• Data lines
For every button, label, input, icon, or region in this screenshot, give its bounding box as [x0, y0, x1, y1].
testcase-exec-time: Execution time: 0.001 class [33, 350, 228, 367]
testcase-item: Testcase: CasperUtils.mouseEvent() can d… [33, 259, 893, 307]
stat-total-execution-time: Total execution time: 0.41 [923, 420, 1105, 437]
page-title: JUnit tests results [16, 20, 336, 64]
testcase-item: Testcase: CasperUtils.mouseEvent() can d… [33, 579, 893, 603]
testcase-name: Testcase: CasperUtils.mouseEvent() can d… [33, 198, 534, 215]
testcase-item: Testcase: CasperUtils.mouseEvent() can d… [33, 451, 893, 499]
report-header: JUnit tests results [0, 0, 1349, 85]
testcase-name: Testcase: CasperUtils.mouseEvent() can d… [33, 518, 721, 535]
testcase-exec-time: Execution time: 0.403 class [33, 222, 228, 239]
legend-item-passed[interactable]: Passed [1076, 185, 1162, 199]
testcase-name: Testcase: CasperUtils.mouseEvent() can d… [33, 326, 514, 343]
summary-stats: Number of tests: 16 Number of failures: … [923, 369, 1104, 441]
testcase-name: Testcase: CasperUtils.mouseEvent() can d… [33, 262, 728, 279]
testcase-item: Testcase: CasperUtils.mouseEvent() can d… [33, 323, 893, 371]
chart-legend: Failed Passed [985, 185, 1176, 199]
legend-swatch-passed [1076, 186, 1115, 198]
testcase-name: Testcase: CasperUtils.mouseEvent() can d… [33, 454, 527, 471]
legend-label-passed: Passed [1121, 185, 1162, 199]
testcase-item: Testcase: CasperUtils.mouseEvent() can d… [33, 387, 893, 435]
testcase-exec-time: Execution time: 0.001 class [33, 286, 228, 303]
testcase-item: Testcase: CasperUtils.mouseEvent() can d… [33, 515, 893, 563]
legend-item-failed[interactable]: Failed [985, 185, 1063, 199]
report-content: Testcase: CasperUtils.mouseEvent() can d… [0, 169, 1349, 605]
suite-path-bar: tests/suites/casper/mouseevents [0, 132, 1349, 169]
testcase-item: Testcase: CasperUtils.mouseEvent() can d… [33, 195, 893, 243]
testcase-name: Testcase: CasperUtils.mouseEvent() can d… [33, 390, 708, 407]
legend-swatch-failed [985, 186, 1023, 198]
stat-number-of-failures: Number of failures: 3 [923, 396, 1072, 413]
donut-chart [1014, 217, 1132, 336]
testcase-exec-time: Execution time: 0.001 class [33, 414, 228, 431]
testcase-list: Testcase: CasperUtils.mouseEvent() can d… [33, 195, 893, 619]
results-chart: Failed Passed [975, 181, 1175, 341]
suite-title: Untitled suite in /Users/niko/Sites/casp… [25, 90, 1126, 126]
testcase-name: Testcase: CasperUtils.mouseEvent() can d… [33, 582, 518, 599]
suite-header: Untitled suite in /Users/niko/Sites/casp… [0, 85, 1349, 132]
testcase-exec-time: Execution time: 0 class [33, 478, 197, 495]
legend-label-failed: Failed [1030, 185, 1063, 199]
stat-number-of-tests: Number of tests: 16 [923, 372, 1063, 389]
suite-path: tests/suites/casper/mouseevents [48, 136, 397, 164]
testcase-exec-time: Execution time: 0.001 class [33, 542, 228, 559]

• Task to carry out
Report only the number of lines in the records above that contain the string "tests", treating uppercase and lowercase letters as distinct.

• Finished exercise
6